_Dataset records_
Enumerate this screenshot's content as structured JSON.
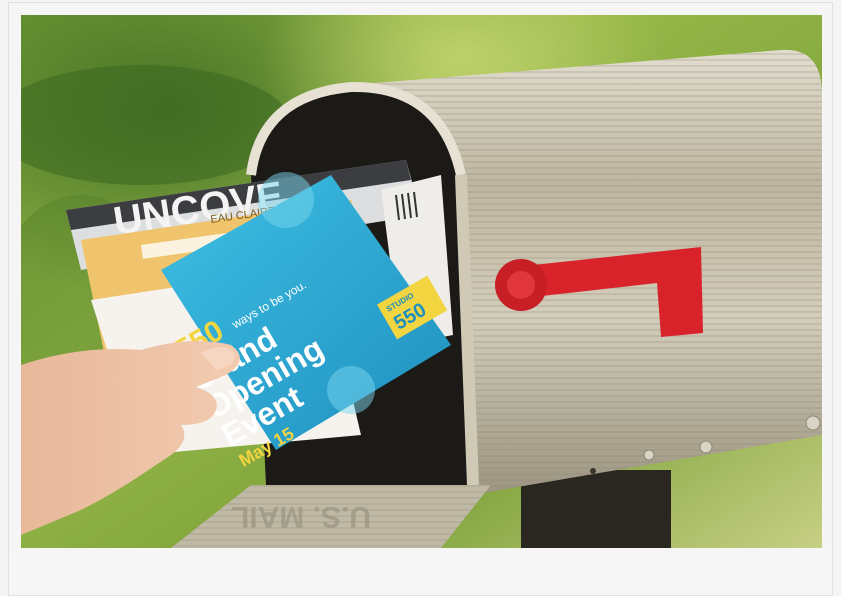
{
  "photo": {
    "magazine_text": "UNCOVE",
    "envelope_text": "EAU CLAIRE",
    "postcard": {
      "number": "550",
      "tagline": "ways to be you.",
      "line1": "Grand",
      "line2": "Opening",
      "line3": "Event",
      "date": "May 15",
      "logo_top": "STUDIO",
      "logo_number": "550"
    }
  }
}
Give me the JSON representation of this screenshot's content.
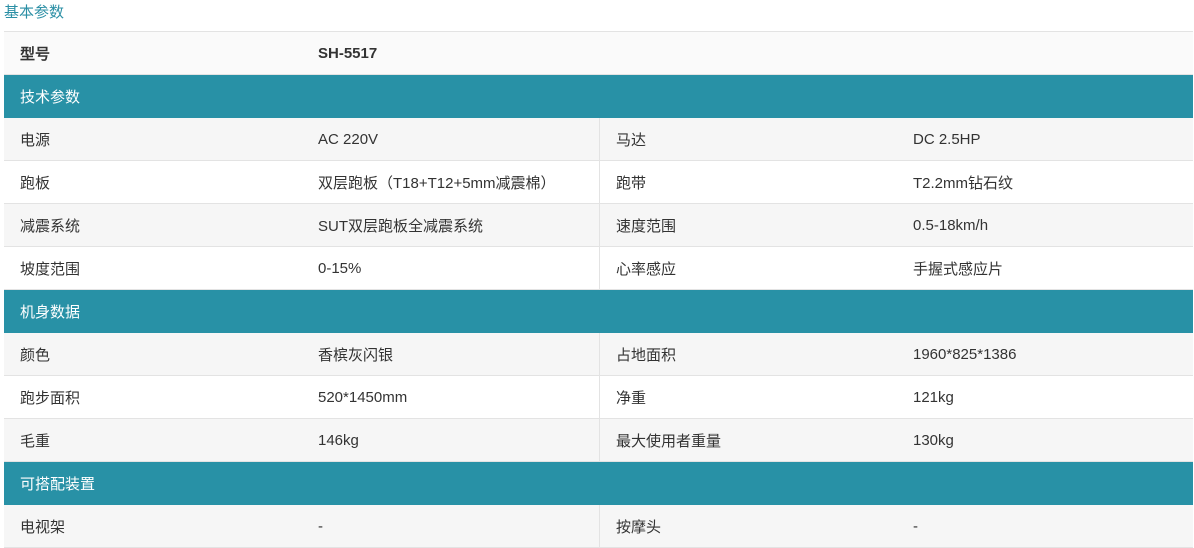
{
  "title": "基本参数",
  "model": {
    "label": "型号",
    "value": "SH-5517"
  },
  "sections": [
    {
      "heading": "技术参数",
      "rows": [
        {
          "k1": "电源",
          "v1": "AC 220V",
          "k2": "马达",
          "v2": "DC 2.5HP"
        },
        {
          "k1": "跑板",
          "v1": "双层跑板（T18+T12+5mm减震棉）",
          "k2": "跑带",
          "v2": "T2.2mm钻石纹"
        },
        {
          "k1": "减震系统",
          "v1": "SUT双层跑板全减震系统",
          "k2": "速度范围",
          "v2": "0.5-18km/h"
        },
        {
          "k1": "坡度范围",
          "v1": "0-15%",
          "k2": "心率感应",
          "v2": "手握式感应片"
        }
      ]
    },
    {
      "heading": "机身数据",
      "rows": [
        {
          "k1": "颜色",
          "v1": "香槟灰闪银",
          "k2": "占地面积",
          "v2": "1960*825*1386"
        },
        {
          "k1": "跑步面积",
          "v1": "520*1450mm",
          "k2": "净重",
          "v2": "121kg"
        },
        {
          "k1": "毛重",
          "v1": "146kg",
          "k2": "最大使用者重量",
          "v2": "130kg"
        }
      ]
    },
    {
      "heading": "可搭配装置",
      "rows": [
        {
          "k1": "电视架",
          "v1": "-",
          "k2": "按摩头",
          "v2": "-"
        }
      ]
    }
  ]
}
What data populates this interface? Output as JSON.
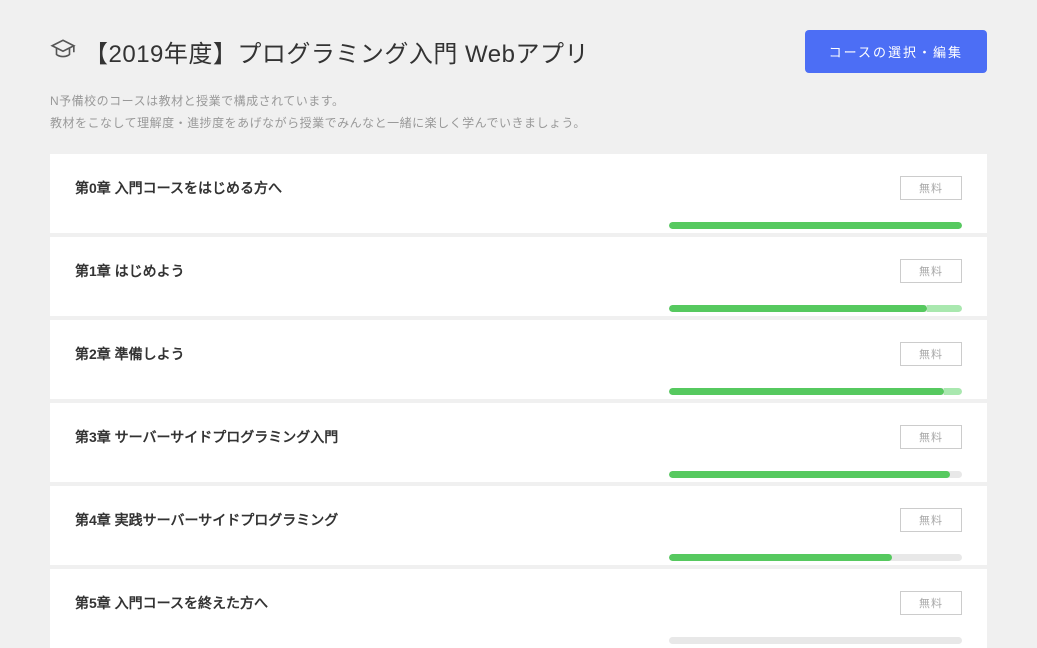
{
  "header": {
    "title": "【2019年度】プログラミング入門 Webアプリ",
    "edit_button": "コースの選択・編集",
    "description_line1": "N予備校のコースは教材と授業で構成されています。",
    "description_line2": "教材をこなして理解度・進捗度をあげながら授業でみんなと一緒に楽しく学んでいきましょう。"
  },
  "badge_label": "無料",
  "chapters": [
    {
      "title": "第0章 入門コースをはじめる方へ",
      "progress_main": 100,
      "progress_sub": 0
    },
    {
      "title": "第1章 はじめよう",
      "progress_main": 88,
      "progress_sub": 12
    },
    {
      "title": "第2章 準備しよう",
      "progress_main": 94,
      "progress_sub": 6
    },
    {
      "title": "第3章 サーバーサイドプログラミング入門",
      "progress_main": 96,
      "progress_sub": 0
    },
    {
      "title": "第4章 実践サーバーサイドプログラミング",
      "progress_main": 76,
      "progress_sub": 0
    },
    {
      "title": "第5章 入門コースを終えた方へ",
      "progress_main": 0,
      "progress_sub": 0
    }
  ]
}
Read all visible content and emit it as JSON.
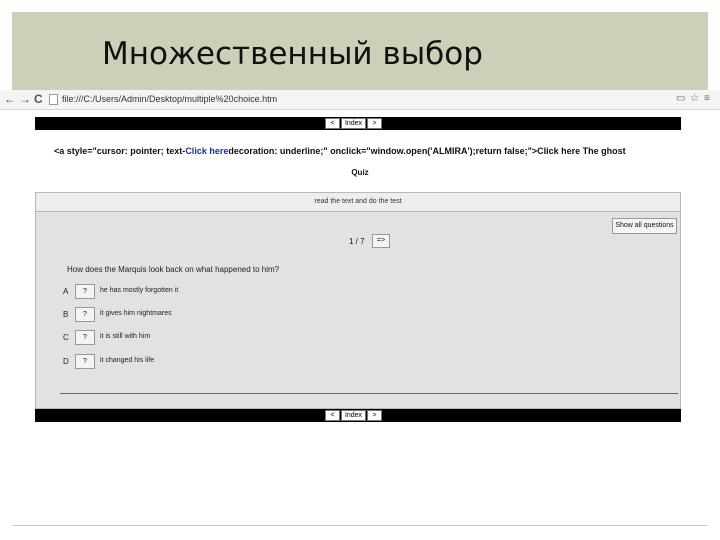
{
  "slide": {
    "title": "Множественный выбор"
  },
  "browser": {
    "back_icon": "←",
    "forward_icon": "→",
    "reload_icon": "C",
    "url": "file:///C:/Users/Admin/Desktop/multiple%20choice.htm",
    "star_icon": "☆",
    "page_action_icon": "▭",
    "menu_icon": "≡"
  },
  "quiz_nav": {
    "prev": "<",
    "index": "Index",
    "next": ">"
  },
  "code_line": {
    "part1": "<a style=\"cursor: pointer; text-",
    "link1": "Click here",
    "part2": "decoration: underline;\" onclick=\"window.open('ALMIRA');return false;\">",
    "part3": "Click here The ghost"
  },
  "quiz_label": "Quiz",
  "quiz": {
    "instruction": "read the text and do the test",
    "show_all": "Show all questions",
    "counter": "1 / 7",
    "next_button": "=>",
    "question": "How does the Marquis look back on what happened to him?",
    "options": [
      {
        "letter": "A",
        "button": "?",
        "text": "he has mostly forgotten it"
      },
      {
        "letter": "B",
        "button": "?",
        "text": "it gives him nightmares"
      },
      {
        "letter": "C",
        "button": "?",
        "text": "it is still with him"
      },
      {
        "letter": "D",
        "button": "?",
        "text": "it changed his life"
      }
    ]
  }
}
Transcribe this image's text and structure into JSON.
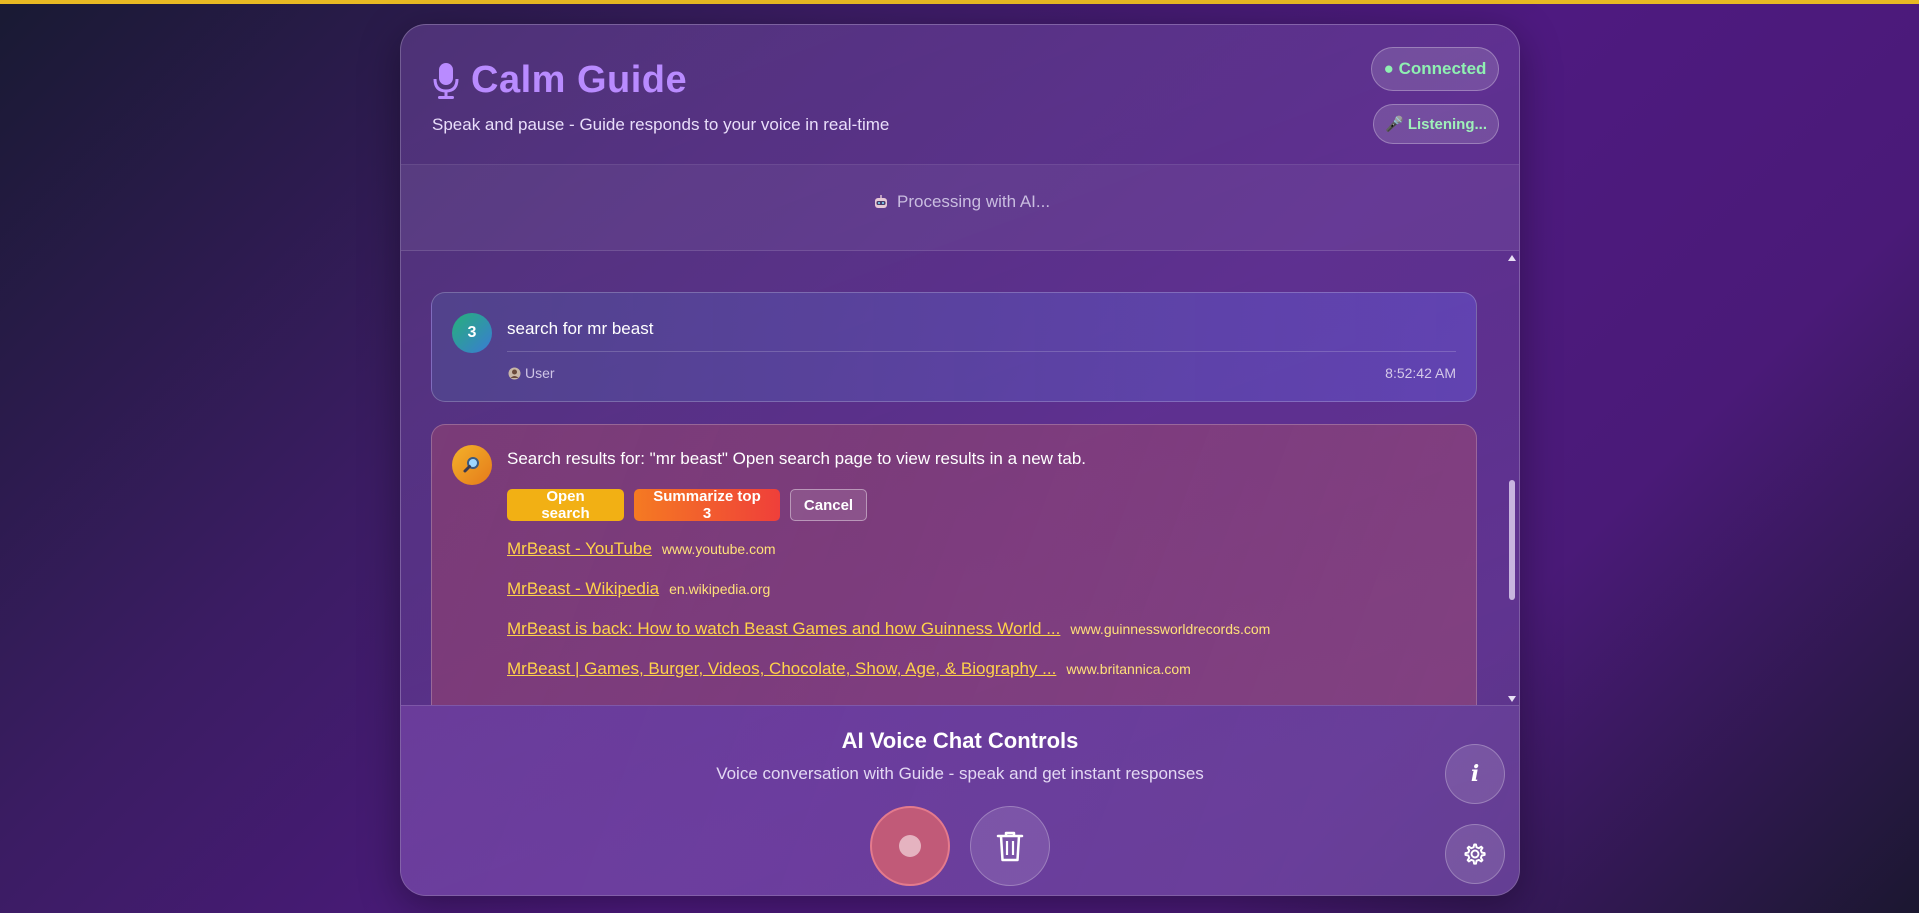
{
  "header": {
    "title": "Calm Guide",
    "subtitle": "Speak and pause - Guide responds to your voice in real-time",
    "status_connected": "● Connected",
    "status_listening": "🎤 Listening..."
  },
  "processing": {
    "text": "Processing with AI..."
  },
  "messages": {
    "user": {
      "number": "3",
      "text": "search for mr beast",
      "role": "User",
      "time": "8:52:42 AM"
    },
    "bot": {
      "text": "Search results for: \"mr beast\" Open search page to view results in a new tab.",
      "actions": {
        "open": "Open search",
        "summarize": "Summarize top 3",
        "cancel": "Cancel"
      },
      "results": [
        {
          "title": "MrBeast - YouTube",
          "domain": "www.youtube.com"
        },
        {
          "title": "MrBeast - Wikipedia",
          "domain": "en.wikipedia.org"
        },
        {
          "title": "MrBeast is back: How to watch Beast Games and how Guinness World ...",
          "domain": "www.guinnessworldrecords.com"
        },
        {
          "title": "MrBeast | Games, Burger, Videos, Chocolate, Show, Age, & Biography ...",
          "domain": "www.britannica.com"
        }
      ]
    }
  },
  "controls": {
    "title": "AI Voice Chat Controls",
    "subtitle": "Voice conversation with Guide - speak and get instant responses",
    "info_label": "i"
  },
  "colors": {
    "accent_title": "#b98bff",
    "status_green": "#8ff0b2",
    "link_yellow": "#ffd24a",
    "open_button": "#f2b014",
    "summarize_button_start": "#f57a22",
    "summarize_button_end": "#ef3f3a",
    "record_button": "#c15a78",
    "top_strip": "#e8b923"
  },
  "icons": {
    "title": "microphone-icon",
    "processing": "robot-icon",
    "user": "user-icon",
    "bot": "magnifier-icon",
    "record": "record-icon",
    "clear": "trash-icon",
    "info": "info-icon",
    "settings": "gear-icon"
  }
}
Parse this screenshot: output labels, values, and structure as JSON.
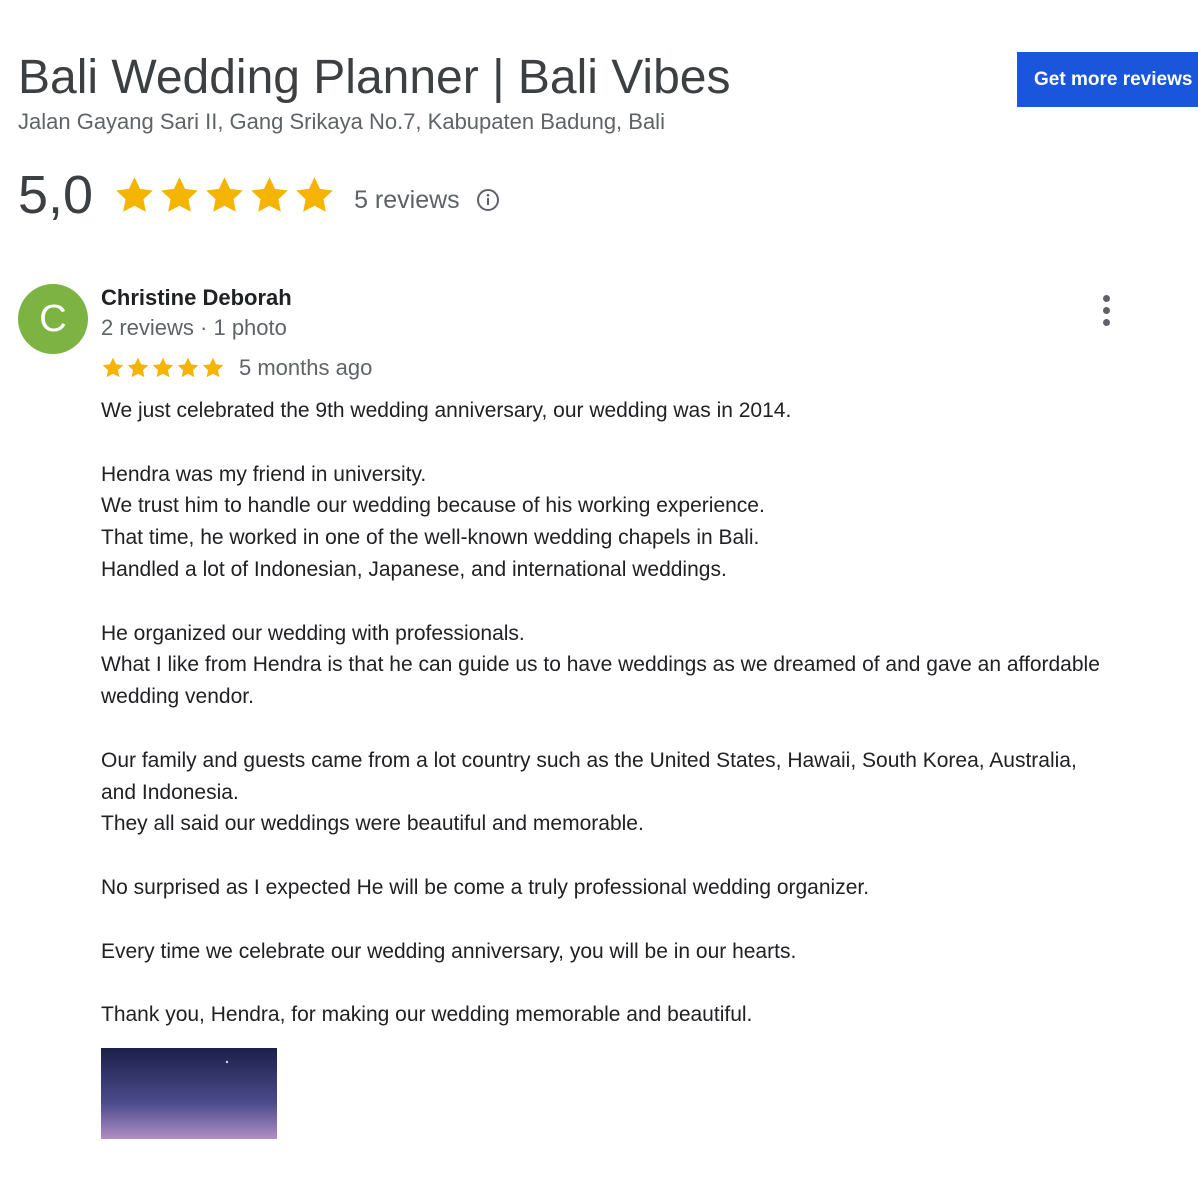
{
  "business": {
    "name": "Bali Wedding Planner | Bali Vibes",
    "address": "Jalan Gayang Sari II, Gang Srikaya No.7, Kabupaten Badung, Bali",
    "cta_label": "Get more reviews",
    "cta_color": "#1a56db"
  },
  "summary": {
    "average": "5,0",
    "stars": 5,
    "star_color": "#f4b400",
    "count_label": "5 reviews",
    "info_icon": "info-circle-icon"
  },
  "review": {
    "avatar_letter": "C",
    "avatar_color": "#7cb342",
    "author": "Christine Deborah",
    "meta": "2 reviews · 1 photo",
    "rating": 5,
    "age": "5 months ago",
    "menu_icon": "more-vert-icon",
    "paragraphs": [
      [
        "We just celebrated the 9th wedding anniversary, our wedding was in 2014."
      ],
      [
        "Hendra was my friend in university.",
        "We trust him to handle our wedding because of his working experience.",
        "That time, he worked in one of the well-known wedding chapels in Bali.",
        "Handled a lot of Indonesian, Japanese, and international weddings."
      ],
      [
        "He organized our wedding with professionals.",
        "What I like from Hendra is that he can guide us to have weddings as we dreamed of and gave an affordable wedding vendor."
      ],
      [
        "Our family and guests came from a lot country such as the United States, Hawaii, South Korea, Australia, and Indonesia.",
        "They all said our weddings were beautiful and memorable."
      ],
      [
        "No surprised as I expected He will be come a truly professional wedding organizer."
      ],
      [
        "Every time we celebrate our wedding anniversary, you will be in our hearts."
      ],
      [
        "Thank you, Hendra, for making our wedding memorable and beautiful."
      ]
    ],
    "photo_colors": [
      "#1c1f4a",
      "#4b4a8a",
      "#b08fc4"
    ]
  }
}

_Short problem_
Pull every line containing "Games" out of the data above.

_Task output_
          "title": "MrBeast is back: How to watch Beast Games and how Guinness World ...",
          "title": "MrBeast | Games, Burger, Videos, Chocolate, Show, Age, & Biography ...",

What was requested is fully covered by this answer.